* _Challenge_
Drop every picture and give the entries back exactly.
--- Records for the exercise ---
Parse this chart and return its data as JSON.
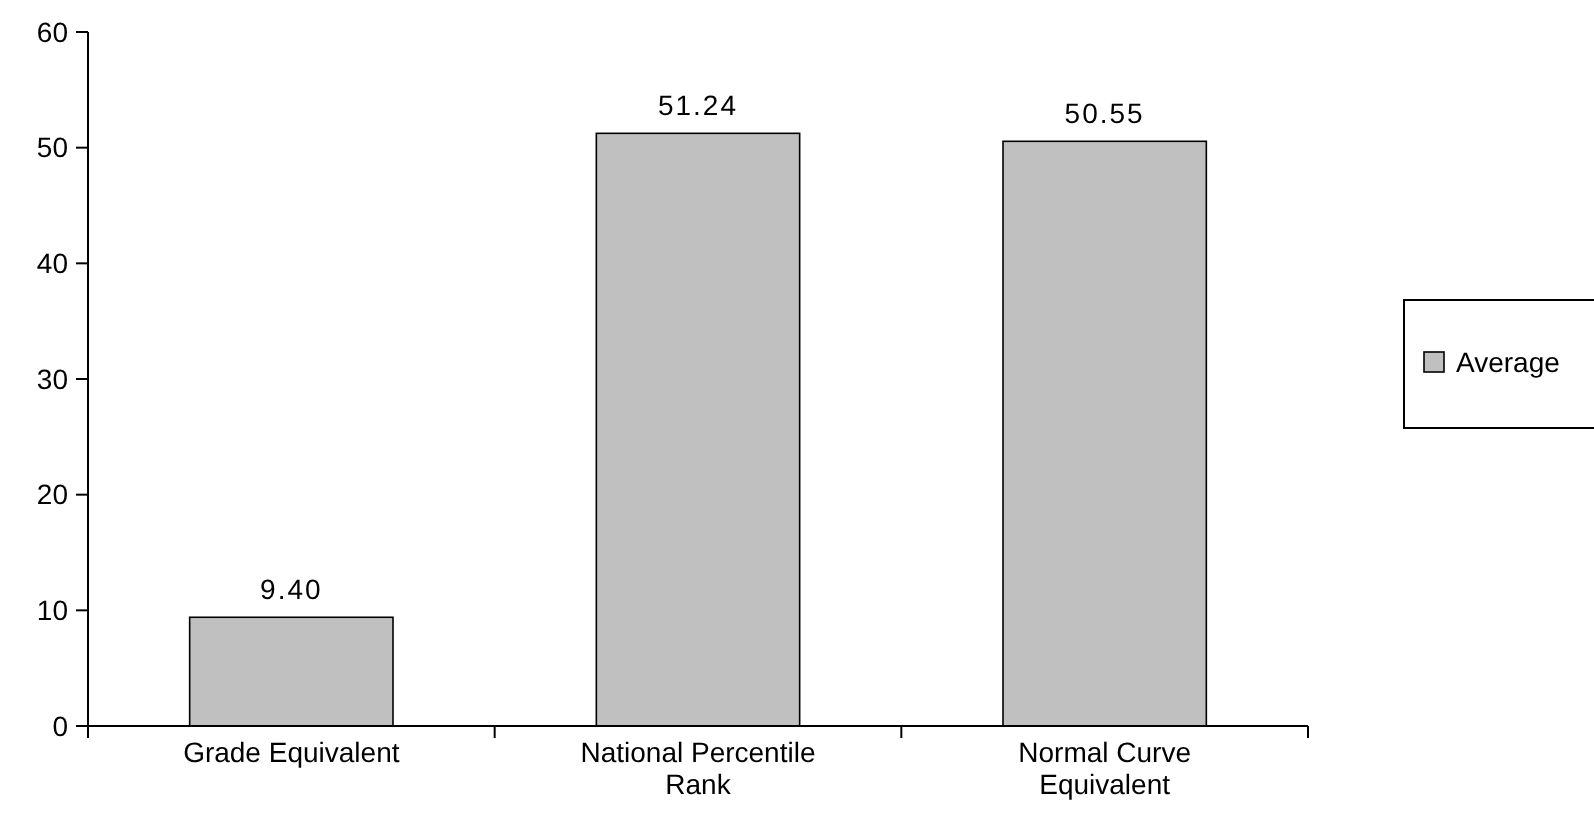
{
  "chart_data": {
    "type": "bar",
    "categories": [
      "Grade Equivalent",
      "National Percentile Rank",
      "Normal Curve Equivalent"
    ],
    "series": [
      {
        "name": "Average",
        "color": "#c0c0c0",
        "values": [
          9.4,
          51.24,
          50.55
        ],
        "value_labels": [
          "9.40",
          "51.24",
          "50.55"
        ]
      }
    ],
    "ylim": [
      0,
      60
    ],
    "yticks": [
      0,
      10,
      20,
      30,
      40,
      50,
      60
    ],
    "grid": false,
    "legend": "right"
  }
}
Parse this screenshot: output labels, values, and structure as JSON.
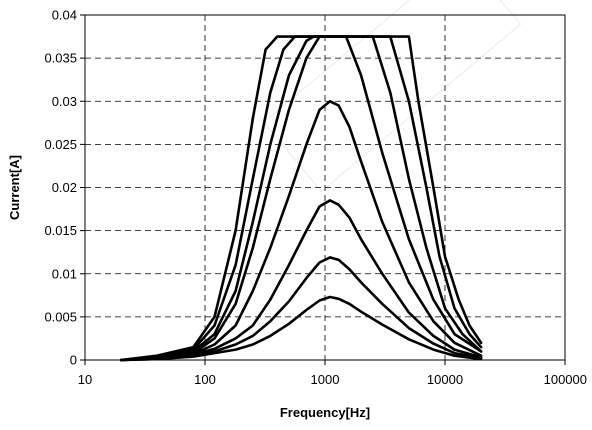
---
* _Result_
Parse this chart and return its data as JSON.
{
  "chart_data": {
    "type": "bar",
    "categories": [
      "Grade Equivalent",
      "National Percentile Rank",
      "Normal Curve Equivalent"
    ],
    "series": [
      {
        "name": "Average",
        "color": "#c0c0c0",
        "values": [
          9.4,
          51.24,
          50.55
        ],
        "value_labels": [
          "9.40",
          "51.24",
          "50.55"
        ]
      }
    ],
    "ylim": [
      0,
      60
    ],
    "yticks": [
      0,
      10,
      20,
      30,
      40,
      50,
      60
    ],
    "grid": false,
    "legend": "right"
  }
}
Parse this screenshot: output labels, values, and structure as JSON.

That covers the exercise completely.